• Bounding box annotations
+ + + + +
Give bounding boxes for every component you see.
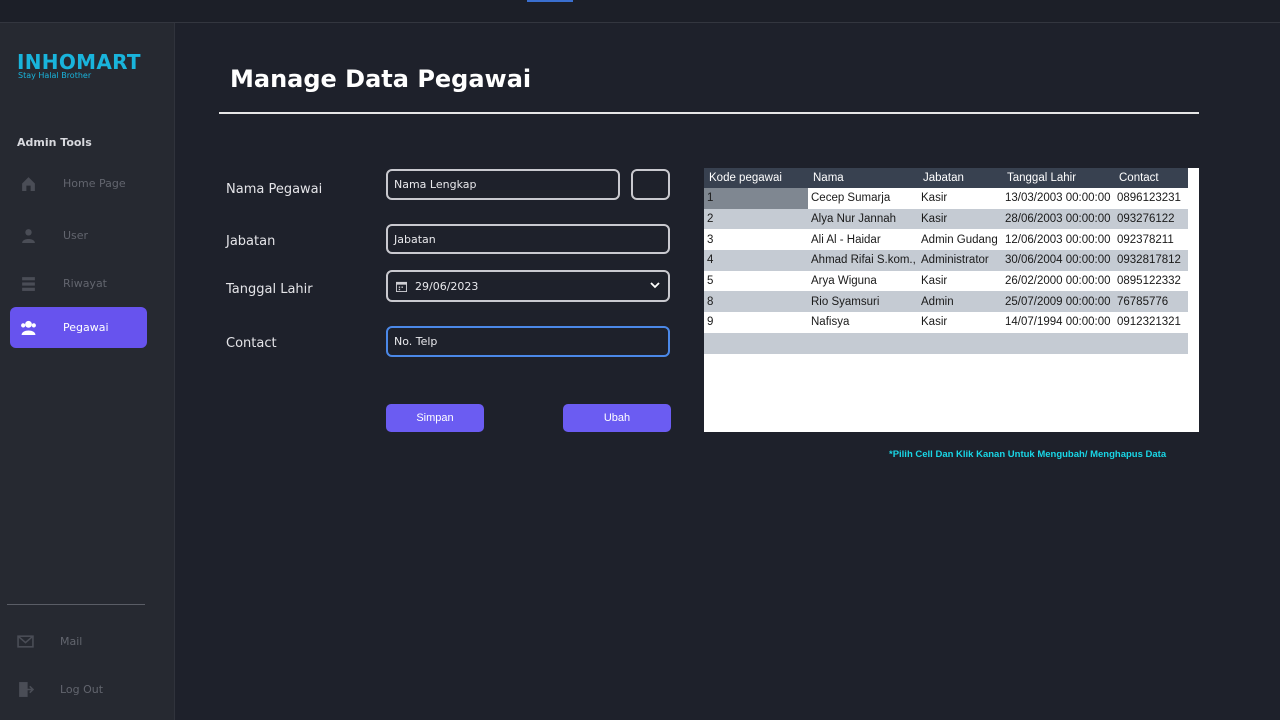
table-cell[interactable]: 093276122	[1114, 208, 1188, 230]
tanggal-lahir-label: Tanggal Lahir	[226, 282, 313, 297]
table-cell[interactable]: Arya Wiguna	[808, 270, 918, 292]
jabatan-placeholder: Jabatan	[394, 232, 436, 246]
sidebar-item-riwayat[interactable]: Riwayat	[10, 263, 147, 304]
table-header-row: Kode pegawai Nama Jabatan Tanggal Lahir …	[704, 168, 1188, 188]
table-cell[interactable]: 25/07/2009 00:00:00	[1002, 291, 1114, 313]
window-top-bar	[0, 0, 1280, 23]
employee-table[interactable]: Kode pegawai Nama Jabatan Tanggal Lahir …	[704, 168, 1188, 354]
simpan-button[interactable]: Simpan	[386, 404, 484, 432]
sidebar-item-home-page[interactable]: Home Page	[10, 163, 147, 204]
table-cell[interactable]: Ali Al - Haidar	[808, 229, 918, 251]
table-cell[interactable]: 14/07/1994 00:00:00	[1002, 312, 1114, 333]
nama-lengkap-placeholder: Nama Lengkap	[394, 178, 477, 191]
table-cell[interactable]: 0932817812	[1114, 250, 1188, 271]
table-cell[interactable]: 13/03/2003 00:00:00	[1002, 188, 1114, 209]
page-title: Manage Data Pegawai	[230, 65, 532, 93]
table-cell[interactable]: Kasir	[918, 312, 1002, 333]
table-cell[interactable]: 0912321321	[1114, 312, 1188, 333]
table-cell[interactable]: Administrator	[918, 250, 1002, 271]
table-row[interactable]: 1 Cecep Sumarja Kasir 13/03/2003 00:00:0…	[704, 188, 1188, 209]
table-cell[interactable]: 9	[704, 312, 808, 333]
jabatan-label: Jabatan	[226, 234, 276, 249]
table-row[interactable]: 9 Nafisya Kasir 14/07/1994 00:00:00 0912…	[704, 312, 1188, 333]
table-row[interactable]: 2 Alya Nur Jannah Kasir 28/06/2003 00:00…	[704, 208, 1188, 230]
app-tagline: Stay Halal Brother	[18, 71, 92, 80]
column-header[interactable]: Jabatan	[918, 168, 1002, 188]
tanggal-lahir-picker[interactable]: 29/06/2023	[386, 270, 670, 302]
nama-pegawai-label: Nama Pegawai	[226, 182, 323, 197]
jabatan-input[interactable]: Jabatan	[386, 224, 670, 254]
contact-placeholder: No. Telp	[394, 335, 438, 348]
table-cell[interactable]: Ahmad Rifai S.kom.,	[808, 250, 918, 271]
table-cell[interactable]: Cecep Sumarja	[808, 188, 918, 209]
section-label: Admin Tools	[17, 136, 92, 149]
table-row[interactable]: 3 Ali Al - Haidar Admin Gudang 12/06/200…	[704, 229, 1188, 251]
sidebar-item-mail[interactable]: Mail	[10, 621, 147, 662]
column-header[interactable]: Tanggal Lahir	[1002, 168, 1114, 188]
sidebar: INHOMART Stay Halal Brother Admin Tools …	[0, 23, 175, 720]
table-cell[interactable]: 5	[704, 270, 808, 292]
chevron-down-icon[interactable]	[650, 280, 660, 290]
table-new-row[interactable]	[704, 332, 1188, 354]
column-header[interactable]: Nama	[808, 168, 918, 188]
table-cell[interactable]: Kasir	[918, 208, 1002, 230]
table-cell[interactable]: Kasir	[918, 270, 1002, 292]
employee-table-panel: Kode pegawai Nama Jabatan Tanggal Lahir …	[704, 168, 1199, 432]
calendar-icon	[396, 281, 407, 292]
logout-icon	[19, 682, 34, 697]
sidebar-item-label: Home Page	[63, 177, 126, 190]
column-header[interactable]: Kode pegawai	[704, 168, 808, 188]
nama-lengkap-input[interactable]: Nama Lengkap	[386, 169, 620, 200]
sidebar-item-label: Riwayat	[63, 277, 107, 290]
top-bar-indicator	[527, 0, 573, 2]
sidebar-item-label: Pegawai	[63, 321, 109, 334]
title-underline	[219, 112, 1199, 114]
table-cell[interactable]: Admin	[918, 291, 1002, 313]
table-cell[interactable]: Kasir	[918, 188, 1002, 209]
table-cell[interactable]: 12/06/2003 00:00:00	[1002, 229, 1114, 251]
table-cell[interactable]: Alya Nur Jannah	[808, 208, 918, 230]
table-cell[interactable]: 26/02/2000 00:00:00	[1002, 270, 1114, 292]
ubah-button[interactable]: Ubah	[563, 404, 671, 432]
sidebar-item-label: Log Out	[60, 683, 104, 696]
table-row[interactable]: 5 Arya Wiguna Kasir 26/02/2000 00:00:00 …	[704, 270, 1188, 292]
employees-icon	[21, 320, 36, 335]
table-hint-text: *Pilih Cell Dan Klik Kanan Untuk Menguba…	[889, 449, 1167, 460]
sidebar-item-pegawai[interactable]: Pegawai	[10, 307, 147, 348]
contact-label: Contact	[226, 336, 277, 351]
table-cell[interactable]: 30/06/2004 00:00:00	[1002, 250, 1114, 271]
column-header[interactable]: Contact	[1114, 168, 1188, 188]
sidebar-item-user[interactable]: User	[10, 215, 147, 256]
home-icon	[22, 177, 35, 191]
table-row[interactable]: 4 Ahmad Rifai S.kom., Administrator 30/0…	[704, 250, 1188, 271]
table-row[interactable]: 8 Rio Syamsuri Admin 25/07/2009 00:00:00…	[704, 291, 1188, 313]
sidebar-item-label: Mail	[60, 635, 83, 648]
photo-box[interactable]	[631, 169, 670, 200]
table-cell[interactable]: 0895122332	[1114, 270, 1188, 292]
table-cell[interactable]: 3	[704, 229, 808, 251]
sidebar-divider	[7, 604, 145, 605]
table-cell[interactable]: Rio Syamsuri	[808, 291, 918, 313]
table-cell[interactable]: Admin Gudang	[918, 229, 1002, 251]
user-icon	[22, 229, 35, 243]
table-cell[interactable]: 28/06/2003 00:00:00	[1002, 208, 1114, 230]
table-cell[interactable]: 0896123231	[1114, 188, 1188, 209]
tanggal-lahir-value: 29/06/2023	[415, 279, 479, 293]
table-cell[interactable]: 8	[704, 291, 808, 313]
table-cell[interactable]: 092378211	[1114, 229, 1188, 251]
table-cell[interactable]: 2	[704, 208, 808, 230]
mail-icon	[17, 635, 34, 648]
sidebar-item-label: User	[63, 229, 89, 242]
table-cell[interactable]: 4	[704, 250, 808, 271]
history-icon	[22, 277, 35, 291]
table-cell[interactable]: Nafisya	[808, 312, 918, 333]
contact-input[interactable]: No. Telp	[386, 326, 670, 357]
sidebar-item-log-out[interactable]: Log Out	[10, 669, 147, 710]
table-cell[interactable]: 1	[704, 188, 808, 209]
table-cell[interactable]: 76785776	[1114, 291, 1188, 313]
+ + + + +
• WORK TO COMPLETE
Which lines in the records above contain the word "Jannah"? List each of them in full.

• RESPONSE TO THIS TASK
table-row[interactable]: 2 Alya Nur Jannah Kasir 28/06/2003 00:00…	[704, 208, 1188, 230]
table-cell[interactable]: Alya Nur Jannah	[808, 208, 918, 230]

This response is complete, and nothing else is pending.